Figure collection entries:
··········

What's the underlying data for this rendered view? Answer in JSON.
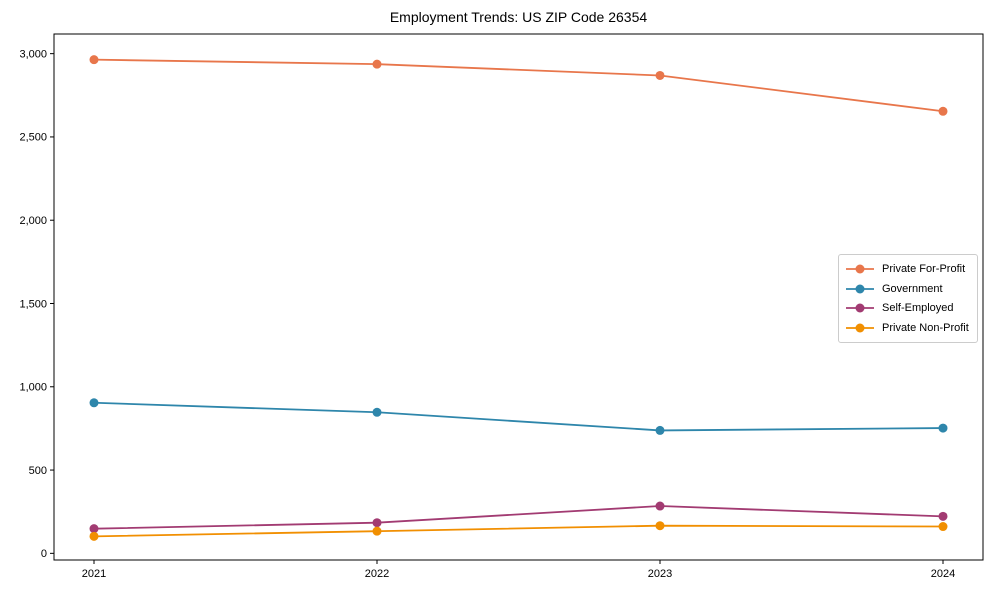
{
  "chart_data": {
    "type": "line",
    "title": "Employment Trends: US ZIP Code 26354",
    "categories": [
      "2021",
      "2022",
      "2023",
      "2024"
    ],
    "series": [
      {
        "name": "Private For-Profit",
        "color": "#E8764B",
        "values": [
          2964,
          2937,
          2869,
          2654
        ]
      },
      {
        "name": "Government",
        "color": "#2E86AB",
        "values": [
          904,
          847,
          738,
          752
        ]
      },
      {
        "name": "Self-Employed",
        "color": "#A23B72",
        "values": [
          148,
          184,
          284,
          222
        ]
      },
      {
        "name": "Private Non-Profit",
        "color": "#F18F01",
        "values": [
          102,
          133,
          166,
          161
        ]
      }
    ],
    "xlabel": "",
    "ylabel": "",
    "ylim": [
      -40,
      3118
    ],
    "yticks": [
      0,
      500,
      1000,
      1500,
      2000,
      2500,
      3000
    ],
    "ytick_labels": [
      "0",
      "500",
      "1,000",
      "1,500",
      "2,000",
      "2,500",
      "3,000"
    ],
    "grid": false,
    "legend_position": "center-right",
    "marker": "circle",
    "axis_color": "#000000"
  }
}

··········

Exercise directions: Reproduce all of the material above word for word. Omit the pictures.

Result:
What's the underlying data for this rendered view? Answer in JSON.
{
  "chart_data": {
    "type": "line",
    "title": "Employment Trends: US ZIP Code 26354",
    "categories": [
      "2021",
      "2022",
      "2023",
      "2024"
    ],
    "series": [
      {
        "name": "Private For-Profit",
        "color": "#E8764B",
        "values": [
          2964,
          2937,
          2869,
          2654
        ]
      },
      {
        "name": "Government",
        "color": "#2E86AB",
        "values": [
          904,
          847,
          738,
          752
        ]
      },
      {
        "name": "Self-Employed",
        "color": "#A23B72",
        "values": [
          148,
          184,
          284,
          222
        ]
      },
      {
        "name": "Private Non-Profit",
        "color": "#F18F01",
        "values": [
          102,
          133,
          166,
          161
        ]
      }
    ],
    "xlabel": "",
    "ylabel": "",
    "ylim": [
      -40,
      3118
    ],
    "yticks": [
      0,
      500,
      1000,
      1500,
      2000,
      2500,
      3000
    ],
    "ytick_labels": [
      "0",
      "500",
      "1,000",
      "1,500",
      "2,000",
      "2,500",
      "3,000"
    ],
    "grid": false,
    "legend_position": "center-right",
    "marker": "circle",
    "axis_color": "#000000"
  }
}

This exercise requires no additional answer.